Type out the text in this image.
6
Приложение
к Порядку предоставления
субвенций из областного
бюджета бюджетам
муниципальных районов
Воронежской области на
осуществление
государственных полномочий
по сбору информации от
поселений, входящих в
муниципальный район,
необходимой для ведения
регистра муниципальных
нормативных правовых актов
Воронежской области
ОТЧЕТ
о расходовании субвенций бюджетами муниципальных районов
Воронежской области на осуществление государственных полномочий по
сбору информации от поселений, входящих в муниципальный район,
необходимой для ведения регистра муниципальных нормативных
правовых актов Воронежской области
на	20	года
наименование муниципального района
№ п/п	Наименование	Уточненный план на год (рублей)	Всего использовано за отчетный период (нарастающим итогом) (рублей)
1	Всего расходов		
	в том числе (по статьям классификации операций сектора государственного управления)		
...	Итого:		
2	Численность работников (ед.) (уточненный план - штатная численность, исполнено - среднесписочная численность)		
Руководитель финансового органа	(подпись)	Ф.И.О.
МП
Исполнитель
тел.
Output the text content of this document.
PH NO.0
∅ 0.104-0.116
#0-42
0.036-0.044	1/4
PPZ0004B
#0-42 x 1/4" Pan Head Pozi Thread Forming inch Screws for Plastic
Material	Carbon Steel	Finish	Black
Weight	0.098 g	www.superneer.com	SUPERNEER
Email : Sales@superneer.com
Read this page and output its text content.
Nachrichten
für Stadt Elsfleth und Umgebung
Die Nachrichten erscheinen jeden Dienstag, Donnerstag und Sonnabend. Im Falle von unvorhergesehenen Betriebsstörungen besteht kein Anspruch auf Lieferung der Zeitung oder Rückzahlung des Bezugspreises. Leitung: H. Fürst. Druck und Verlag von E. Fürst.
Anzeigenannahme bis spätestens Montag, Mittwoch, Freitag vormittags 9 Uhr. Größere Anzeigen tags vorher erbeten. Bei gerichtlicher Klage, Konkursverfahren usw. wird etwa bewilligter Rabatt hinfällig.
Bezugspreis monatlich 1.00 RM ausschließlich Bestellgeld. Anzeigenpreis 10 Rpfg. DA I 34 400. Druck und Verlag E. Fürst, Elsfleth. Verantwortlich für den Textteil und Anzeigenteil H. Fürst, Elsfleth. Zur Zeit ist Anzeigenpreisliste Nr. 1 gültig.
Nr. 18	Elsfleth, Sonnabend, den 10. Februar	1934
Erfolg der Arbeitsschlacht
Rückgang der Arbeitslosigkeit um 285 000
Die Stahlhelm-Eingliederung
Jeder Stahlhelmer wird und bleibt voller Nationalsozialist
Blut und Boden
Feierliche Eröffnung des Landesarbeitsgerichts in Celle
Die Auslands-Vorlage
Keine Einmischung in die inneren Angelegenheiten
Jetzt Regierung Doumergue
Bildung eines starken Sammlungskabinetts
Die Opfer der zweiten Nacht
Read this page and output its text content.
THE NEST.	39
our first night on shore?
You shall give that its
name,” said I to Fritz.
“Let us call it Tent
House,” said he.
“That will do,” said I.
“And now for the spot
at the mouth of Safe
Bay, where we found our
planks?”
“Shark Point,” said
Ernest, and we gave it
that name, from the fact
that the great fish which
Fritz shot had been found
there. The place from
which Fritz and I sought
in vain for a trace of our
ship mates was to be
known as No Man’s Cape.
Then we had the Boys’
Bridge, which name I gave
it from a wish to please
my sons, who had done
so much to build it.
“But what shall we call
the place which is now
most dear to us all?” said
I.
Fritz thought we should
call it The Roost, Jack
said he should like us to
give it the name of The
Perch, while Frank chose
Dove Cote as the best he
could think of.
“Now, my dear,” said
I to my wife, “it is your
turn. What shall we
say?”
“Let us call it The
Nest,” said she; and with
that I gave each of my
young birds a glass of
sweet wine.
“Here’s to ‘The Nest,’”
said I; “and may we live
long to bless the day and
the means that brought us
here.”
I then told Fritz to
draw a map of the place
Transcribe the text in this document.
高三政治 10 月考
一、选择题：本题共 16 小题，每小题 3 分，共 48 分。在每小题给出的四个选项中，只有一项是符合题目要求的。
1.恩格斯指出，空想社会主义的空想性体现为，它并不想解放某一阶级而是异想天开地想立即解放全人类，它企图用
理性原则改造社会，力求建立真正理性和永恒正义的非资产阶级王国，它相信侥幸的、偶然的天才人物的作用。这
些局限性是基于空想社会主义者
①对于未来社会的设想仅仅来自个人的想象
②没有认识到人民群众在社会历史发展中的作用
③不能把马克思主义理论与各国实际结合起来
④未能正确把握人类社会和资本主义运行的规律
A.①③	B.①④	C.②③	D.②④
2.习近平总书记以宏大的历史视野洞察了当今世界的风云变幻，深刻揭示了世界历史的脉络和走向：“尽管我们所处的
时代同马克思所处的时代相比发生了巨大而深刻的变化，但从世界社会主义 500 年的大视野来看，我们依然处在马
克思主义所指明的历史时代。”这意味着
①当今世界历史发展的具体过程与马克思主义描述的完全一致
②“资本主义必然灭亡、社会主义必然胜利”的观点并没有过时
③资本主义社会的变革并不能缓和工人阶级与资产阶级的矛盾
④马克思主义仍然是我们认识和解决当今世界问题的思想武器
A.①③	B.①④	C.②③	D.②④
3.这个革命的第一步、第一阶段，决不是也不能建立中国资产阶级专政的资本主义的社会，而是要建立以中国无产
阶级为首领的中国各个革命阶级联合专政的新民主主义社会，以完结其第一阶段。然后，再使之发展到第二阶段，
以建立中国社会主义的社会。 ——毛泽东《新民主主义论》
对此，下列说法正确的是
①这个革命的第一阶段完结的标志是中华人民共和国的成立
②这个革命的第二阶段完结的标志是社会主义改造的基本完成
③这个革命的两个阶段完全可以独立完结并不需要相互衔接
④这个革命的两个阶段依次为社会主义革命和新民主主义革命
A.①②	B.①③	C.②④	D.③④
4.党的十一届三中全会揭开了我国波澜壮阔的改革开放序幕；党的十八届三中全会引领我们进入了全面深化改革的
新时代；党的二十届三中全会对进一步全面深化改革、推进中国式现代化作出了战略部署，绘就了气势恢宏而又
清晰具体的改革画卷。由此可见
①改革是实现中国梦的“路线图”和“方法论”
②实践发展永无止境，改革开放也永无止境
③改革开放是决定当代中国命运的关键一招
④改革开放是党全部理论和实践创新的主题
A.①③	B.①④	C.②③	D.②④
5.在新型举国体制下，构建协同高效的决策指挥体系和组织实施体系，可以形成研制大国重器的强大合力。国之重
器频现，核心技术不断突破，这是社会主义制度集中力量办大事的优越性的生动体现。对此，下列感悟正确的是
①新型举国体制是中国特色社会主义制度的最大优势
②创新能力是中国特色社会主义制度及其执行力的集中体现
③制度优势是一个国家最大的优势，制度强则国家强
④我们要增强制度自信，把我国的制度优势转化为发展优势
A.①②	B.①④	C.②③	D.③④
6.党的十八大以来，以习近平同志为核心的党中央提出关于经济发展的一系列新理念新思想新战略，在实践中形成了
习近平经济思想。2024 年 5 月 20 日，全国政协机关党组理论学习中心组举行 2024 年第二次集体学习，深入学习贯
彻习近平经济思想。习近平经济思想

▶ PROBLEM DETAILS:
Each record must be returned exactly as it is written.

▶ OUTPUT OF THE EXERCISE:
Type out the text in this image.
6
Приложение
к Порядку предоставления
субвенций из областного
бюджета бюджетам
муниципальных районов
Воронежской области на
осуществление
государственных полномочий
по сбору информации от
поселений, входящих в
муниципальный район,
необходимой для ведения
регистра муниципальных
нормативных правовых актов
Воронежской области
ОТЧЕТ
о расходовании субвенций бюджетами муниципальных районов
Воронежской области на осуществление государственных полномочий по
сбору информации от поселений, входящих в муниципальный район,
необходимой для ведения регистра муниципальных нормативных
правовых актов Воронежской области
на	20	года
наименование муниципального района
№ п/п	Наименование	Уточненный план на год (рублей)	Всего использовано за отчетный период (нарастающим итогом) (рублей)
1	Всего расходов		
	в том числе (по статьям классификации операций сектора государственного управления)		
...	Итого:		
2	Численность работников (ед.) (уточненный план - штатная численность, исполнено - среднесписочная численность)		
Руководитель финансового органа	(подпись)	Ф.И.О.
МП
Исполнитель
тел.
Output the text content of this document.
PH NO.0
∅ 0.104-0.116
#0-42
0.036-0.044	1/4
PPZ0004B
#0-42 x 1/4" Pan Head Pozi Thread Forming inch Screws for Plastic
Material	Carbon Steel	Finish	Black
Weight	0.098 g	www.superneer.com	SUPERNEER
Email : Sales@superneer.com
Read this page and output its text content.
Nachrichten
für Stadt Elsfleth und Umgebung
Die Nachrichten erscheinen jeden Dienstag, Donnerstag und Sonnabend. Im Falle von unvorhergesehenen Betriebsstörungen besteht kein Anspruch auf Lieferung der Zeitung oder Rückzahlung des Bezugspreises. Leitung: H. Fürst. Druck und Verlag von E. Fürst.
Anzeigenannahme bis spätestens Montag, Mittwoch, Freitag vormittags 9 Uhr. Größere Anzeigen tags vorher erbeten. Bei gerichtlicher Klage, Konkursverfahren usw. wird etwa bewilligter Rabatt hinfällig.
Bezugspreis monatlich 1.00 RM ausschließlich Bestellgeld. Anzeigenpreis 10 Rpfg. DA I 34 400. Druck und Verlag E. Fürst, Elsfleth. Verantwortlich für den Textteil und Anzeigenteil H. Fürst, Elsfleth. Zur Zeit ist Anzeigenpreisliste Nr. 1 gültig.
Nr. 18	Elsfleth, Sonnabend, den 10. Februar	1934
Erfolg der Arbeitsschlacht
Rückgang der Arbeitslosigkeit um 285 000
Die Stahlhelm-Eingliederung
Jeder Stahlhelmer wird und bleibt voller Nationalsozialist
Blut und Boden
Feierliche Eröffnung des Landesarbeitsgerichts in Celle
Die Auslands-Vorlage
Keine Einmischung in die inneren Angelegenheiten
Jetzt Regierung Doumergue
Bildung eines starken Sammlungskabinetts
Die Opfer der zweiten Nacht
Read this page and output its text content.
THE NEST.	39
our first night on shore?
You shall give that its
name,” said I to Fritz.
“Let us call it Tent
House,” said he.
“That will do,” said I.
“And now for the spot
at the mouth of Safe
Bay, where we found our
planks?”
“Shark Point,” said
Ernest, and we gave it
that name, from the fact
that the great fish which
Fritz shot had been found
there. The place from
which Fritz and I sought
in vain for a trace of our
ship mates was to be
known as No Man’s Cape.
Then we had the Boys’
Bridge, which name I gave
it from a wish to please
my sons, who had done
so much to build it.
“But what shall we call
the place which is now
most dear to us all?” said
I.
Fritz thought we should
call it The Roost, Jack
said he should like us to
give it the name of The
Perch, while Frank chose
Dove Cote as the best he
could think of.
“Now, my dear,” said
I to my wife, “it is your
turn. What shall we
say?”
“Let us call it The
Nest,” said she; and with
that I gave each of my
young birds a glass of
sweet wine.
“Here’s to ‘The Nest,’”
said I; “and may we live
long to bless the day and
the means that brought us
here.”
I then told Fritz to
draw a map of the place
Transcribe the text in this document.
高三政治 10 月考
一、选择题：本题共 16 小题，每小题 3 分，共 48 分。在每小题给出的四个选项中，只有一项是符合题目要求的。
1.恩格斯指出，空想社会主义的空想性体现为，它并不想解放某一阶级而是异想天开地想立即解放全人类，它企图用
理性原则改造社会，力求建立真正理性和永恒正义的非资产阶级王国，它相信侥幸的、偶然的天才人物的作用。这
些局限性是基于空想社会主义者
①对于未来社会的设想仅仅来自个人的想象
②没有认识到人民群众在社会历史发展中的作用
③不能把马克思主义理论与各国实际结合起来
④未能正确把握人类社会和资本主义运行的规律
A.①③	B.①④	C.②③	D.②④
2.习近平总书记以宏大的历史视野洞察了当今世界的风云变幻，深刻揭示了世界历史的脉络和走向：“尽管我们所处的
时代同马克思所处的时代相比发生了巨大而深刻的变化，但从世界社会主义 500 年的大视野来看，我们依然处在马
克思主义所指明的历史时代。”这意味着
①当今世界历史发展的具体过程与马克思主义描述的完全一致
②“资本主义必然灭亡、社会主义必然胜利”的观点并没有过时
③资本主义社会的变革并不能缓和工人阶级与资产阶级的矛盾
④马克思主义仍然是我们认识和解决当今世界问题的思想武器
A.①③	B.①④	C.②③	D.②④
3.这个革命的第一步、第一阶段，决不是也不能建立中国资产阶级专政的资本主义的社会，而是要建立以中国无产
阶级为首领的中国各个革命阶级联合专政的新民主主义社会，以完结其第一阶段。然后，再使之发展到第二阶段，
以建立中国社会主义的社会。 ——毛泽东《新民主主义论》
对此，下列说法正确的是
①这个革命的第一阶段完结的标志是中华人民共和国的成立
②这个革命的第二阶段完结的标志是社会主义改造的基本完成
③这个革命的两个阶段完全可以独立完结并不需要相互衔接
④这个革命的两个阶段依次为社会主义革命和新民主主义革命
A.①②	B.①③	C.②④	D.③④
4.党的十一届三中全会揭开了我国波澜壮阔的改革开放序幕；党的十八届三中全会引领我们进入了全面深化改革的
新时代；党的二十届三中全会对进一步全面深化改革、推进中国式现代化作出了战略部署，绘就了气势恢宏而又
清晰具体的改革画卷。由此可见
①改革是实现中国梦的“路线图”和“方法论”
②实践发展永无止境，改革开放也永无止境
③改革开放是决定当代中国命运的关键一招
④改革开放是党全部理论和实践创新的主题
A.①③	B.①④	C.②③	D.②④
5.在新型举国体制下，构建协同高效的决策指挥体系和组织实施体系，可以形成研制大国重器的强大合力。国之重
器频现，核心技术不断突破，这是社会主义制度集中力量办大事的优越性的生动体现。对此，下列感悟正确的是
①新型举国体制是中国特色社会主义制度的最大优势
②创新能力是中国特色社会主义制度及其执行力的集中体现
③制度优势是一个国家最大的优势，制度强则国家强
④我们要增强制度自信，把我国的制度优势转化为发展优势
A.①②	B.①④	C.②③	D.③④
6.党的十八大以来，以习近平同志为核心的党中央提出关于经济发展的一系列新理念新思想新战略，在实践中形成了
习近平经济思想。2024 年 5 月 20 日，全国政协机关党组理论学习中心组举行 2024 年第二次集体学习，深入学习贯
彻习近平经济思想。习近平经济思想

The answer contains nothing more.